__WORK REQUIRED__: Find the number of lines below in which the word "nous" appears, and write that number only.

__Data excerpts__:
═══

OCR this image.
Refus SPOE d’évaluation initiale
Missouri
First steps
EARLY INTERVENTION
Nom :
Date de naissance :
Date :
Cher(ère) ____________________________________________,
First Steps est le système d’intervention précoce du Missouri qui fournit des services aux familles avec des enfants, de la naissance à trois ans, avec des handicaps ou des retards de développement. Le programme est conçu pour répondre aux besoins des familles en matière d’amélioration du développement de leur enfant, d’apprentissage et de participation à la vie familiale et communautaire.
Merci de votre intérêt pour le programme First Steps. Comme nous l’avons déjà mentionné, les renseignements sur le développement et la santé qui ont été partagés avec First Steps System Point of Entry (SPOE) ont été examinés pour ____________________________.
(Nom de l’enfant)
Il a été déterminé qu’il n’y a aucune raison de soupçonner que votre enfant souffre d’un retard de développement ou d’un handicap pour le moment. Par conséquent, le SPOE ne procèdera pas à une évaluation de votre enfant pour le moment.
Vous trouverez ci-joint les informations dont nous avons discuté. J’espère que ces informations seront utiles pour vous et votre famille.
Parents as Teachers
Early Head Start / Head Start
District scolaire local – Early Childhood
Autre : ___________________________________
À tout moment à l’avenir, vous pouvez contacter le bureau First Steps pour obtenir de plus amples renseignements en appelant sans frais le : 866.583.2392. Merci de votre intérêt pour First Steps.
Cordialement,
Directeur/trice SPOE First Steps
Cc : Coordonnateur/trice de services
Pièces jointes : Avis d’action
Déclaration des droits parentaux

═══

__TASK RESPONSE__: 2